• Exercise goal
Your task is to filter the data below down to the lines holding "上接第一版".

%%

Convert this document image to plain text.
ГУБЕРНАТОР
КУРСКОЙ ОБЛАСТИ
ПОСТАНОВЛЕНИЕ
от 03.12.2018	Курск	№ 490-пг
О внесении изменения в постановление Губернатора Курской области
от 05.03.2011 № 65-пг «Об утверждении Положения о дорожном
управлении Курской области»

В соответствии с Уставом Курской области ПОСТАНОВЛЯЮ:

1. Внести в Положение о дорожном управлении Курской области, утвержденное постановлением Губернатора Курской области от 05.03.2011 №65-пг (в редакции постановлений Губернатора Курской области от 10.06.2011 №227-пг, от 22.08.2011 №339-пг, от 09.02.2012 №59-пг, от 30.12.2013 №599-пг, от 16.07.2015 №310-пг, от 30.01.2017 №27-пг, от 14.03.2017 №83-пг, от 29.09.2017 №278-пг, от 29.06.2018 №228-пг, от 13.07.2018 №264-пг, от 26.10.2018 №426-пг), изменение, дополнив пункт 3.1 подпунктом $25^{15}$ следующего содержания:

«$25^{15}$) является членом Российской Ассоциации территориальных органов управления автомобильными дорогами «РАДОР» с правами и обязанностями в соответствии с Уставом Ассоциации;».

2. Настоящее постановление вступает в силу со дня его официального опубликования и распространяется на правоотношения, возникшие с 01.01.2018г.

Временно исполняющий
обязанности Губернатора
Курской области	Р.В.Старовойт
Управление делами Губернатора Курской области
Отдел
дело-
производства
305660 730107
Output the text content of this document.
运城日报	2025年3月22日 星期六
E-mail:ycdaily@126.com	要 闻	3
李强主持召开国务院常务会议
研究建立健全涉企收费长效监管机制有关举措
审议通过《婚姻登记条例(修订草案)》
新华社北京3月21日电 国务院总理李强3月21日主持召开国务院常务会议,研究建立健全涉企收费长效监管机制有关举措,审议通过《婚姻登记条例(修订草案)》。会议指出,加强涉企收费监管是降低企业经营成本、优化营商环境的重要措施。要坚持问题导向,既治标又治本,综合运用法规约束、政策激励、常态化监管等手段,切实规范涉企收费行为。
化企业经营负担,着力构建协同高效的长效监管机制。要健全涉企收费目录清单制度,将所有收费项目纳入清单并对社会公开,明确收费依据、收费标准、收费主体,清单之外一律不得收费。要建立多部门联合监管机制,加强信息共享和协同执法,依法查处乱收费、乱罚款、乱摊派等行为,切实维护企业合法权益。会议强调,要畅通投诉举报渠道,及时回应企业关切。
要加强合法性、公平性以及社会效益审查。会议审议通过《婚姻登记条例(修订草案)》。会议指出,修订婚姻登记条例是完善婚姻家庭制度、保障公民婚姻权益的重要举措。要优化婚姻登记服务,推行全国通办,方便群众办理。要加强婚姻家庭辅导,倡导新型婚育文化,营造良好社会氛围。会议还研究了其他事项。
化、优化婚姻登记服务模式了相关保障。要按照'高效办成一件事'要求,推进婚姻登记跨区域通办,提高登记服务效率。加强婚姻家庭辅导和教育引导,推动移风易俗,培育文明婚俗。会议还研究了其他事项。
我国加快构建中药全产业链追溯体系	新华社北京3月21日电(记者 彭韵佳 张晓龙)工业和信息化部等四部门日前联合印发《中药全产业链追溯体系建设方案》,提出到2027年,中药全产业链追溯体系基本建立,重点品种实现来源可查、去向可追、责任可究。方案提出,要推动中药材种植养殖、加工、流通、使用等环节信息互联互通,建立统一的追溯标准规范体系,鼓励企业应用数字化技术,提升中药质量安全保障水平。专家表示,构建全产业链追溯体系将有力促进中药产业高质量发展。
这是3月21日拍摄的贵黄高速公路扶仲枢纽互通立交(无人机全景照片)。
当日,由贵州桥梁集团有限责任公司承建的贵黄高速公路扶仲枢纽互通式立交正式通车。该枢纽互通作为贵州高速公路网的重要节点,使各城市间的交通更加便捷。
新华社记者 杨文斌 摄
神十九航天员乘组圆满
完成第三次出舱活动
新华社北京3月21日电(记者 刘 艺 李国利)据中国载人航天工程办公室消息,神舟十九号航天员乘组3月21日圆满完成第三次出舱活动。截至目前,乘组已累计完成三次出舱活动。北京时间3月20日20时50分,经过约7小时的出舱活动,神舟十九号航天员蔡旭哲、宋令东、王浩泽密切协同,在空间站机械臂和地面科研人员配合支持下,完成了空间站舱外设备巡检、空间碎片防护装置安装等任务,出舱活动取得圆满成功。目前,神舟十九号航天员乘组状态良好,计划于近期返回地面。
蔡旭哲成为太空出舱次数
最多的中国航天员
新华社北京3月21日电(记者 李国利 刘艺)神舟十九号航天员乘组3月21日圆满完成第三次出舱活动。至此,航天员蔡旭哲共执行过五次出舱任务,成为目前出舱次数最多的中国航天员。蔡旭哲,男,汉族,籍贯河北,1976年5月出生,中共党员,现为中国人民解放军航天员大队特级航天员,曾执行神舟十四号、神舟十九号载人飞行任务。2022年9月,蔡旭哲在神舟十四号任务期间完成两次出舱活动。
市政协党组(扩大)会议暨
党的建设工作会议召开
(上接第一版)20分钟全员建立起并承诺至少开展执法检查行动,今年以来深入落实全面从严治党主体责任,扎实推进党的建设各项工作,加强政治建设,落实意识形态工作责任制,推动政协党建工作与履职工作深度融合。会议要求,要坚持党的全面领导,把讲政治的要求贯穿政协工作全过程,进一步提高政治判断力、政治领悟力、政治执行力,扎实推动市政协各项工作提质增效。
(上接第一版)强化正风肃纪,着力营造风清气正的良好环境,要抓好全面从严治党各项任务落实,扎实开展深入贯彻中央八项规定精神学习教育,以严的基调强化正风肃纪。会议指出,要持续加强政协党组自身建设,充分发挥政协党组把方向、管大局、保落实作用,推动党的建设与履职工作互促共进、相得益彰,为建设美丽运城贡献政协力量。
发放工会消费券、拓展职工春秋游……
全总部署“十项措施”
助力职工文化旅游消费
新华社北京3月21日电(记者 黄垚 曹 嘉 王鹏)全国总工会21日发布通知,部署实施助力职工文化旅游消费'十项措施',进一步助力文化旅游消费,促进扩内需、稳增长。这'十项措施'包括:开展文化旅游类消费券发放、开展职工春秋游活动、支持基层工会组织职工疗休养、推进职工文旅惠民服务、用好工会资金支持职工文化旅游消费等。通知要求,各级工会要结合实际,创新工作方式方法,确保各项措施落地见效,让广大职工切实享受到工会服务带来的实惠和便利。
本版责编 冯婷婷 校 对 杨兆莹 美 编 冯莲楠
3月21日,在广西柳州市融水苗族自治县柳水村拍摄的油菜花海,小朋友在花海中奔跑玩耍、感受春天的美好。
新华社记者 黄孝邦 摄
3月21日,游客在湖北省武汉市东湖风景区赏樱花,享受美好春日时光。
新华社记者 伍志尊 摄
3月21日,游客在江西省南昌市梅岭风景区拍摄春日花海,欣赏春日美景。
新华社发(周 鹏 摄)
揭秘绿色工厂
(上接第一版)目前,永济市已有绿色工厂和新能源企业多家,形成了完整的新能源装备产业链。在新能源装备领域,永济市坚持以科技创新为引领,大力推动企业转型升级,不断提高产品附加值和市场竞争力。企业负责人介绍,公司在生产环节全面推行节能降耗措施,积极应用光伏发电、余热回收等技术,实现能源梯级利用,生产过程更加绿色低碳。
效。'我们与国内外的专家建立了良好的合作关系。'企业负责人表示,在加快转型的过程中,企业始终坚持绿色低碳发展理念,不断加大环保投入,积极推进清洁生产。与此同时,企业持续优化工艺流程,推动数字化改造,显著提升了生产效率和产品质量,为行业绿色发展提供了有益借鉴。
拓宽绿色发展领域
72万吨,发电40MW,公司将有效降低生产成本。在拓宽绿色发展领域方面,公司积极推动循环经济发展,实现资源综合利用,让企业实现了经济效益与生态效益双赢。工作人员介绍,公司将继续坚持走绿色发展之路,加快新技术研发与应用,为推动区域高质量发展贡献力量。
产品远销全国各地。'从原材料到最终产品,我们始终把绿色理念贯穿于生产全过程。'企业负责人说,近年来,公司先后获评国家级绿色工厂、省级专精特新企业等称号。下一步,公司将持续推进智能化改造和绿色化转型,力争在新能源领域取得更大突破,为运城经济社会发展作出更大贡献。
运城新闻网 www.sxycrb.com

%%
%%

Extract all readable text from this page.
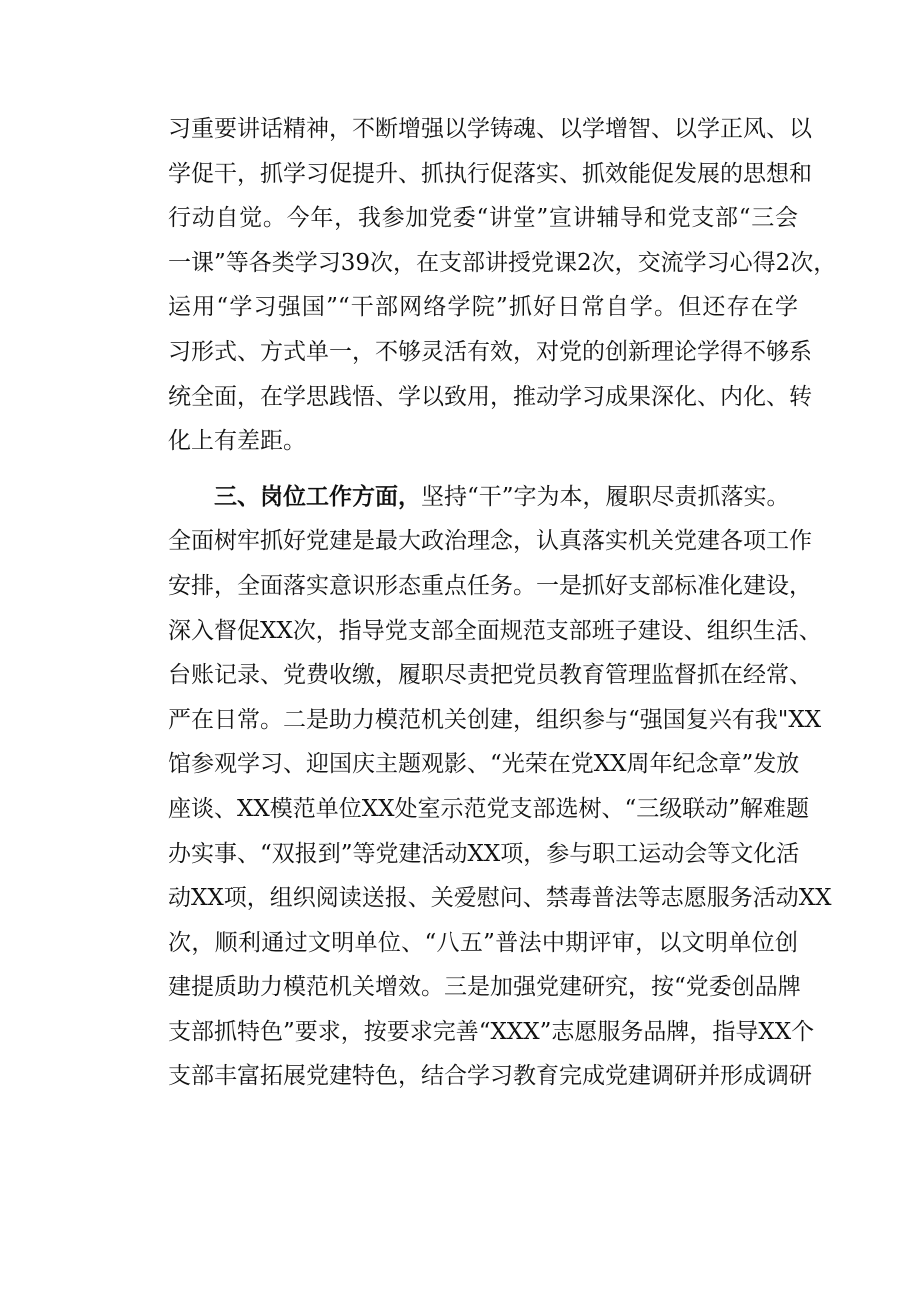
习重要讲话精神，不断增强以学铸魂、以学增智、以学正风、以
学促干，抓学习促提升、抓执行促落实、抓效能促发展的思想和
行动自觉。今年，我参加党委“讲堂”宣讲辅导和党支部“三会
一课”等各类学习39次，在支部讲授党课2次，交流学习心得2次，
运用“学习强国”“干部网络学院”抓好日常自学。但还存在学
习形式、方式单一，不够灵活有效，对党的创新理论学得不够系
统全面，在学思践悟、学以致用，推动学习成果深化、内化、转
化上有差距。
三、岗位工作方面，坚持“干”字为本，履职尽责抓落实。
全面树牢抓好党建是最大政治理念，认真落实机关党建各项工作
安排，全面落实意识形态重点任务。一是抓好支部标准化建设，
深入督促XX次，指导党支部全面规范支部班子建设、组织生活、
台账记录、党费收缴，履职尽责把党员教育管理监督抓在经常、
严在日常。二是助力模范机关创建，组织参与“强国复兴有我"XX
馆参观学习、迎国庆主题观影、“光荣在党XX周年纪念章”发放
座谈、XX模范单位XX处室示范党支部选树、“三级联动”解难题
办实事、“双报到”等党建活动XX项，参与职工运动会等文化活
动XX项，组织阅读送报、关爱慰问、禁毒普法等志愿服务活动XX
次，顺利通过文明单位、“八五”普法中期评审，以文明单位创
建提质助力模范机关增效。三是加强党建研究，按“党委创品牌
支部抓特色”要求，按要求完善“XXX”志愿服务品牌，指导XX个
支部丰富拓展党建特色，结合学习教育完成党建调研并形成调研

%%

• Answer below
(上接第一版)20分钟全员建立起并承诺至少开展执法检查行动,今年以来深入落实全面从严治党主体责任,扎实推进党的建设各项工作,加强政治建设,落实意识形态工作责任制,推动政协党建工作与履职工作深度融合。会议要求,要坚持党的全面领导,把讲政治的要求贯穿政协工作全过程,进一步提高政治判断力、政治领悟力、政治执行力,扎实推动市政协各项工作提质增效。
(上接第一版)强化正风肃纪,着力营造风清气正的良好环境,要抓好全面从严治党各项任务落实,扎实开展深入贯彻中央八项规定精神学习教育,以严的基调强化正风肃纪。会议指出,要持续加强政协党组自身建设,充分发挥政协党组把方向、管大局、保落实作用,推动党的建设与履职工作互促共进、相得益彰,为建设美丽运城贡献政协力量。
(上接第一版)目前,永济市已有绿色工厂和新能源企业多家,形成了完整的新能源装备产业链。在新能源装备领域,永济市坚持以科技创新为引领,大力推动企业转型升级,不断提高产品附加值和市场竞争力。企业负责人介绍,公司在生产环节全面推行节能降耗措施,积极应用光伏发电、余热回收等技术,实现能源梯级利用,生产过程更加绿色低碳。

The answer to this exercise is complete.